* _Set exercise_: Bring together all lines of the material below that contain the string "Talukder".

* _Entries provided_:
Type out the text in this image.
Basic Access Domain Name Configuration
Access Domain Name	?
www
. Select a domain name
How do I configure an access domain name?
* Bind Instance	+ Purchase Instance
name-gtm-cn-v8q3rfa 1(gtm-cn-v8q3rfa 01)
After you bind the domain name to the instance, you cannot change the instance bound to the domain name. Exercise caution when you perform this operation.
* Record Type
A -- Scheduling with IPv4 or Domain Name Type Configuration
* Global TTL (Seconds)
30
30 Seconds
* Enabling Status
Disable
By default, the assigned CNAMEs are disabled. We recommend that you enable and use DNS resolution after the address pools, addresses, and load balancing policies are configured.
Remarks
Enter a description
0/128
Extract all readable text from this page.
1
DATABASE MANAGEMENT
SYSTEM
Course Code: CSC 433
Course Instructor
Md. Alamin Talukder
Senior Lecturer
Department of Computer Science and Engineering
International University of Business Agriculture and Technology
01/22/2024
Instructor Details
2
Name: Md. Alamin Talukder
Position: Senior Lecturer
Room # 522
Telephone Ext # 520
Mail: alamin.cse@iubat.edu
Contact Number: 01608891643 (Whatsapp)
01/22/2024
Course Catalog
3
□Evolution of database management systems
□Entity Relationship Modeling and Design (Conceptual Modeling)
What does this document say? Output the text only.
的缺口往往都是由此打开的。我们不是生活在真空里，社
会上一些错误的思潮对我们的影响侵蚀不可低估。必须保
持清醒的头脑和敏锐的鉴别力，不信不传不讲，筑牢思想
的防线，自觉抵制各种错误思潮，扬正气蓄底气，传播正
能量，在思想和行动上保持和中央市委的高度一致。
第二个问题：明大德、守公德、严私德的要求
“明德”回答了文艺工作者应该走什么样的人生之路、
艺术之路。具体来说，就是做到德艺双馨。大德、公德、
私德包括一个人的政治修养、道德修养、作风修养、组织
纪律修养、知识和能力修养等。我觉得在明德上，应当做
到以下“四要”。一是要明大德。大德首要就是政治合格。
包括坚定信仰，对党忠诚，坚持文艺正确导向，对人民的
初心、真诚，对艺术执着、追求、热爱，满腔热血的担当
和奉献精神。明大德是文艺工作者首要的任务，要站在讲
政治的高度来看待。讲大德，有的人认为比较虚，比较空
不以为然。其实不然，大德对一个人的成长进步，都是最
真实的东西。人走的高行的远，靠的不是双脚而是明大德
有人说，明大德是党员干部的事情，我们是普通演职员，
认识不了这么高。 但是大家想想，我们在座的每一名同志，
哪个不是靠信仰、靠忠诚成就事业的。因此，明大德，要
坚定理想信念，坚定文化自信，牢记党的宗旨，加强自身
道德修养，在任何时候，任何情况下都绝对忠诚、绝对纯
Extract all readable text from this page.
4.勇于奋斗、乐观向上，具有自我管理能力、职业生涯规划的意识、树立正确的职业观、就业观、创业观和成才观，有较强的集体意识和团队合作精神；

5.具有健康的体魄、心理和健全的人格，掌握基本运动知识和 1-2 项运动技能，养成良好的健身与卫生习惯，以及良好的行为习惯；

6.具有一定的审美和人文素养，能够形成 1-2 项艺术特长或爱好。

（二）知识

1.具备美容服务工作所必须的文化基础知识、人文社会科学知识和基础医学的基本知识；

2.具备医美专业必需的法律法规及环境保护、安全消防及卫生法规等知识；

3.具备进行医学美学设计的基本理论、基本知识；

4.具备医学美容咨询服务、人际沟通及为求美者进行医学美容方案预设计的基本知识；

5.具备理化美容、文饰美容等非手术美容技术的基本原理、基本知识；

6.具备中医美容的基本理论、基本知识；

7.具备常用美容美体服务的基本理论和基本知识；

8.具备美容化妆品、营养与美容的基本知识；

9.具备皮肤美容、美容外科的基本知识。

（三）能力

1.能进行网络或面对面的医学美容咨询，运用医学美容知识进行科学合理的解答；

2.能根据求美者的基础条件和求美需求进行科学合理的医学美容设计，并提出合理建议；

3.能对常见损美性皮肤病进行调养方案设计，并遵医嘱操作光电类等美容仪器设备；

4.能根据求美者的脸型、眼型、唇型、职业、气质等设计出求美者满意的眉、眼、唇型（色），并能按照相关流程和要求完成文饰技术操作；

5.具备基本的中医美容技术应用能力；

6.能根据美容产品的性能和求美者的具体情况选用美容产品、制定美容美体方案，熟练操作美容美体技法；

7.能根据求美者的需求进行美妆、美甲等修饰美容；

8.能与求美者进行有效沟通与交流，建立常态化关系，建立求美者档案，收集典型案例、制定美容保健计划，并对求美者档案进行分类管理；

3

* _Correct answer_:
Md. Alamin Talukder
Name: Md. Alamin Talukder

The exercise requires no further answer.